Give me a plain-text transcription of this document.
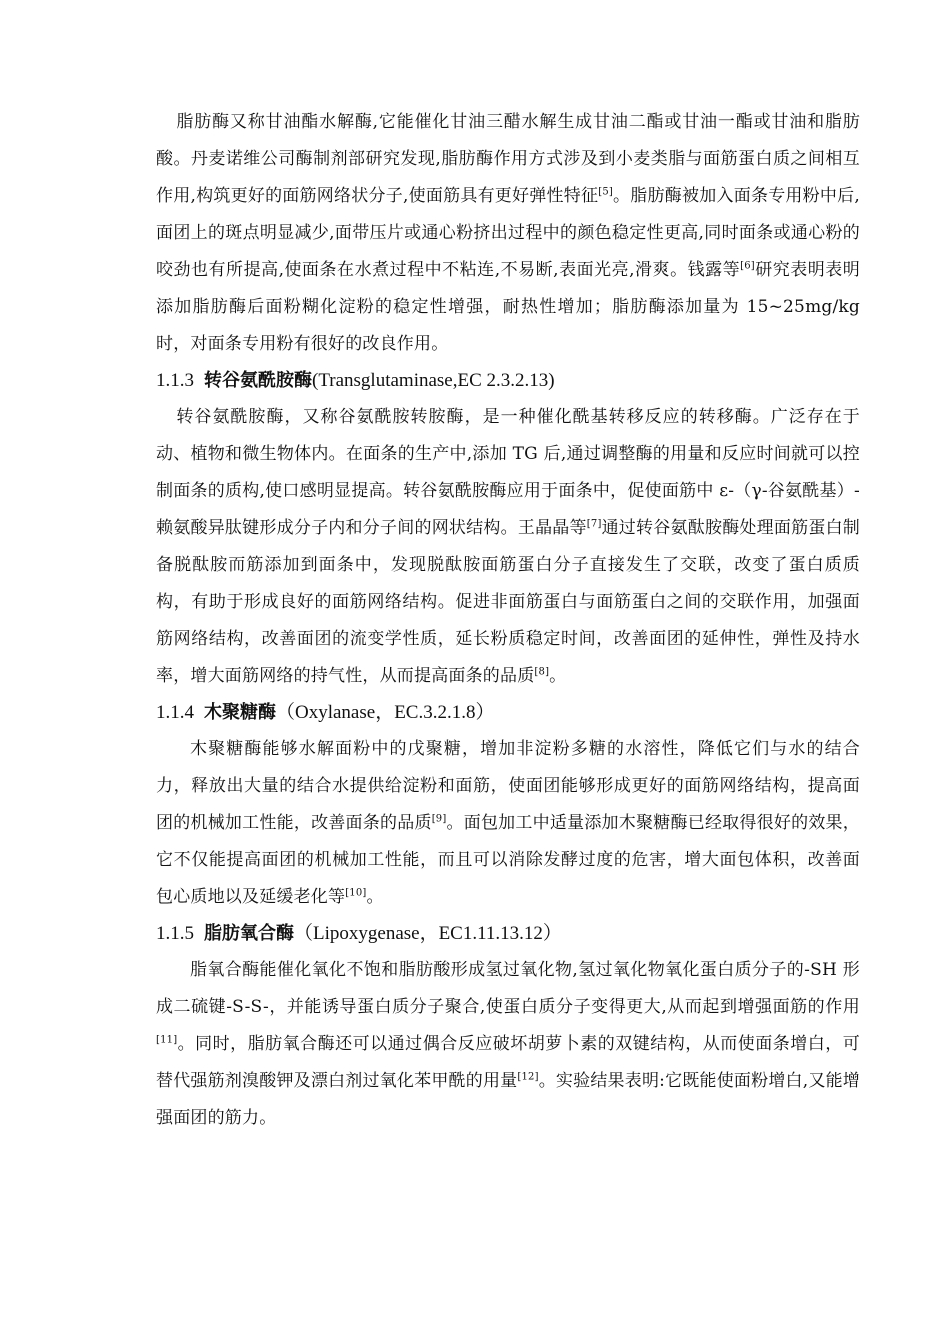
脂肪酶又称甘油酯水解酶,它能催化甘油三醋水解生成甘油二酯或甘油一酯或甘油和脂肪酸。丹麦诺维公司酶制剂部研究发现,脂肪酶作用方式涉及到小麦类脂与面筋蛋白质之间相互作用,构筑更好的面筋网络状分子,使面筋具有更好弹性特征[5]。脂肪酶被加入面条专用粉中后,面团上的斑点明显减少,面带压片或通心粉挤出过程中的颜色稳定性更高,同时面条或通心粉的咬劲也有所提高,使面条在水煮过程中不粘连,不易断,表面光亮,滑爽。钱露等[6]研究表明表明添加脂肪酶后面粉糊化淀粉的稳定性增强，耐热性增加；脂肪酶添加量为 15~25mg/kg 时，对面条专用粉有很好的改良作用。

1.1.3 转谷氨酰胺酶(Transglutaminase,EC 2.3.2.13)

转谷氨酰胺酶，又称谷氨酰胺转胺酶，是一种催化酰基转移反应的转移酶。广泛存在于动、植物和微生物体内。在面条的生产中,添加 TG 后,通过调整酶的用量和反应时间就可以控制面条的质构,使口感明显提高。转谷氨酰胺酶应用于面条中，促使面筋中 ε-（γ-谷氨酰基）-赖氨酸异肽键形成分子内和分子间的网状结构。王晶晶等[7]通过转谷氨酞胺酶处理面筋蛋白制备脱酞胺而筋添加到面条中，发现脱酞胺面筋蛋白分子直接发生了交联，改变了蛋白质质构，有助于形成良好的面筋网络结构。促进非面筋蛋白与面筋蛋白之间的交联作用，加强面筋网络结构，改善面团的流变学性质，延长粉质稳定时间，改善面团的延伸性，弹性及持水率，增大面筋网络的持气性，从而提高面条的品质[8]。

1.1.4 木聚糖酶（Oxylanase，EC.3.2.1.8）

木聚糖酶能够水解面粉中的戊聚糖，增加非淀粉多糖的水溶性，降低它们与水的结合力，释放出大量的结合水提供给淀粉和面筋，使面团能够形成更好的面筋网络结构，提高面团的机械加工性能，改善面条的品质[9]。面包加工中适量添加木聚糖酶已经取得很好的效果，它不仅能提高面团的机械加工性能，而且可以消除发酵过度的危害，增大面包体积，改善面包心质地以及延缓老化等[10]。

1.1.5 脂肪氧合酶（Lipoxygenase，EC1.11.13.12）

脂氧合酶能催化氧化不饱和脂肪酸形成氢过氧化物,氢过氧化物氧化蛋白质分子的-SH 形成二硫键-S-S-，并能诱导蛋白质分子聚合,使蛋白质分子变得更大,从而起到增强面筋的作用[11]。同时，脂肪氧合酶还可以通过偶合反应破坏胡萝卜素的双键结构，从而使面条增白，可替代强筋剂溴酸钾及漂白剂过氧化苯甲酰的用量[12]。实验结果表明:它既能使面粉增白,又能增强面团的筋力。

═══

• WHAT THE TASK ASKS: Check every line for "转谷氨酰胺酶" and show the ones that have it.

• TASK ANSWER:
1.1.3 转谷氨酰胺酶(Transglutaminase,EC 2.3.2.13)
转谷氨酰胺酶，又称谷氨酰胺转胺酶，是一种催化酰基转移反应的转移酶。广泛存在于动、植物和微生物体内。在面条的生产中,添加 TG 后,通过调整酶的用量和反应时间就可以控制面条的质构,使口感明显提高。转谷氨酰胺酶应用于面条中，促使面筋中 ε-（γ-谷氨酰基）-赖氨酸异肽键形成分子内和分子间的网状结构。王晶晶等[7]通过转谷氨酞胺酶处理面筋蛋白制备脱酞胺而筋添加到面条中，发现脱酞胺面筋蛋白分子直接发生了交联，改变了蛋白质质构，有助于形成良好的面筋网络结构。促进非面筋蛋白与面筋蛋白之间的交联作用，加强面筋网络结构，改善面团的流变学性质，延长粉质稳定时间，改善面团的延伸性，弹性及持水率，增大面筋网络的持气性，从而提高面条的品质[8]。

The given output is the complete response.